— Start of Supplied records —
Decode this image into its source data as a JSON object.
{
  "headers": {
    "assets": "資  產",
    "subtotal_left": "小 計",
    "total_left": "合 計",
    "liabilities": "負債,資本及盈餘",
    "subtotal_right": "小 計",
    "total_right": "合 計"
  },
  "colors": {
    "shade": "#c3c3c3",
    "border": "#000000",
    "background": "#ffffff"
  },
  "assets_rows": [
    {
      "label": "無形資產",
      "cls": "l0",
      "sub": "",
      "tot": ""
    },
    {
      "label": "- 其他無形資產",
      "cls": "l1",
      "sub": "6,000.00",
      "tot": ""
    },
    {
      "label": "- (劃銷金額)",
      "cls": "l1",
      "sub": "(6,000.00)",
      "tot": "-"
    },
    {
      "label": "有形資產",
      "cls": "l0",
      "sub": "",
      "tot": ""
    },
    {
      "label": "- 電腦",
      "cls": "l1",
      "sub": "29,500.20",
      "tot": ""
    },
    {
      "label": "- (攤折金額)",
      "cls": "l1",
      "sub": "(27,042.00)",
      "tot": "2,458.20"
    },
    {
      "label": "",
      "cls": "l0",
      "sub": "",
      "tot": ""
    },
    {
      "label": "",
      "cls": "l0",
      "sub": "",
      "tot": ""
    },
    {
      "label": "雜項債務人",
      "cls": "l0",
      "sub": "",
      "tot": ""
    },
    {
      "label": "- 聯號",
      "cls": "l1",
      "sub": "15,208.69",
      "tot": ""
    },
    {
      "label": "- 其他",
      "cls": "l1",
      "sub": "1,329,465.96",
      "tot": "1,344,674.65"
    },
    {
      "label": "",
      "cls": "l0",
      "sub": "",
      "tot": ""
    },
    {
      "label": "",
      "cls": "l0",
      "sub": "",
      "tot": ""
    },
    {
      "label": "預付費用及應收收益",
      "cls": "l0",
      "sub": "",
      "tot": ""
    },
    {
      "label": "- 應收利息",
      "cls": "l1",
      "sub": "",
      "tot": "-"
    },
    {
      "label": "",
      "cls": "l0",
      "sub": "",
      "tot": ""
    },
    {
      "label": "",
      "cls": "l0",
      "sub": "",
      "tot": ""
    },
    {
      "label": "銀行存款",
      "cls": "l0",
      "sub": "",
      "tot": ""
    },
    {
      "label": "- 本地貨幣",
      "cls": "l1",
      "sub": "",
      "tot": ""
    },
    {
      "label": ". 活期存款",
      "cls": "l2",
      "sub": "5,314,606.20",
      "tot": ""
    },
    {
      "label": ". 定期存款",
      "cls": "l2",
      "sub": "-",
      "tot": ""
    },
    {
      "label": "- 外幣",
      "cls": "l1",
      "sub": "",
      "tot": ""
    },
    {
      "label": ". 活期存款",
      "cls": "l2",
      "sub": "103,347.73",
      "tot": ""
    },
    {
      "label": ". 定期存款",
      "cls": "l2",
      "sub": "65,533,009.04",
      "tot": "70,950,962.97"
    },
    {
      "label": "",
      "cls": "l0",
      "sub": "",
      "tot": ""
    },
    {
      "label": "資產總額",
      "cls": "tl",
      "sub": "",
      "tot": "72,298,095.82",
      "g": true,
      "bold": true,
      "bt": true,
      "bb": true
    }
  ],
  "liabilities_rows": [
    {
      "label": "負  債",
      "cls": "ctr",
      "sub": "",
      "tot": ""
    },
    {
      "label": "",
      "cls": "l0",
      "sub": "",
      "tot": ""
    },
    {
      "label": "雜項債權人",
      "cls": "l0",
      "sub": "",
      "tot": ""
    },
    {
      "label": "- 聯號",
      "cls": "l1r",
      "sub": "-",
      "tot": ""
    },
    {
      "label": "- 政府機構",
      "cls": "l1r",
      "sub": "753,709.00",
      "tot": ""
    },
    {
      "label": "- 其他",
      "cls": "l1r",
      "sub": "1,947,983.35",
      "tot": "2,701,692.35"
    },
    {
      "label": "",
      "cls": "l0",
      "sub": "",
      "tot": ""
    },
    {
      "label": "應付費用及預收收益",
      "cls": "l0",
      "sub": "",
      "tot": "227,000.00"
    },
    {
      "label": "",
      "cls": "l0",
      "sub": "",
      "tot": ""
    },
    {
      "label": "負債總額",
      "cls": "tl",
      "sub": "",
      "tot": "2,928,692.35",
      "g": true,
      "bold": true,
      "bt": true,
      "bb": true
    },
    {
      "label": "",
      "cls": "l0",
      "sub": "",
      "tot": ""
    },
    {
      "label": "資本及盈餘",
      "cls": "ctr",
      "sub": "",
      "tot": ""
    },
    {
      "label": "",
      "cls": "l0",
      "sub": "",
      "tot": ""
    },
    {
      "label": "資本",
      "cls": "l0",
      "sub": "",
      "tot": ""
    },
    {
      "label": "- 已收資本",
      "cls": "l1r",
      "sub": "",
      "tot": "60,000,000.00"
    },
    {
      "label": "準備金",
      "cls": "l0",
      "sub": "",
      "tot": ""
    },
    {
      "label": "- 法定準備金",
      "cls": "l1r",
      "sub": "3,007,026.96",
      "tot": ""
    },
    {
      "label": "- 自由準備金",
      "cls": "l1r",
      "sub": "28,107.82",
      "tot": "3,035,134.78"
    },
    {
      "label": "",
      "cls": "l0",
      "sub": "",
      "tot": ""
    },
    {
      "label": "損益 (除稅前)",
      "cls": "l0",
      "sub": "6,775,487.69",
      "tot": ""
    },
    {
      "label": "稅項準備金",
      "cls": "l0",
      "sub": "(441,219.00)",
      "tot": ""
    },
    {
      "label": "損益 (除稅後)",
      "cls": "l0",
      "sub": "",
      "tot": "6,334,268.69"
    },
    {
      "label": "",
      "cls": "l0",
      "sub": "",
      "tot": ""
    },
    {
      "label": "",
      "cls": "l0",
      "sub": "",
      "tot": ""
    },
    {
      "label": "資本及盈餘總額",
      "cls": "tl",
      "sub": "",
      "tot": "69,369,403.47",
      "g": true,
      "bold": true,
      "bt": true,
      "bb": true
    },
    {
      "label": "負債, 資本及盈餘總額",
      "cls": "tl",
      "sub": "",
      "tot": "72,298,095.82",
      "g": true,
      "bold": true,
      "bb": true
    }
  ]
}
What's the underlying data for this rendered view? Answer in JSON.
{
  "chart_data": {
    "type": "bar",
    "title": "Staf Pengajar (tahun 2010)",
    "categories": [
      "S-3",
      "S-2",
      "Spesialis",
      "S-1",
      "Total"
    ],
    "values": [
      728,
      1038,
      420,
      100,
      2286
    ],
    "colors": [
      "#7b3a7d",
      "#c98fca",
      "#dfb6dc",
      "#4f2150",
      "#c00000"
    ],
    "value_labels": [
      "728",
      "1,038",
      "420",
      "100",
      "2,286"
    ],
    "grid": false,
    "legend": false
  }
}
— End of Supplied records —
Given task -
Pull out each line of the records holding the string "this".

The solution -
Decode this image into its source data as a JSON object.
What's the underlying data for this rendered view? Answer in JSON.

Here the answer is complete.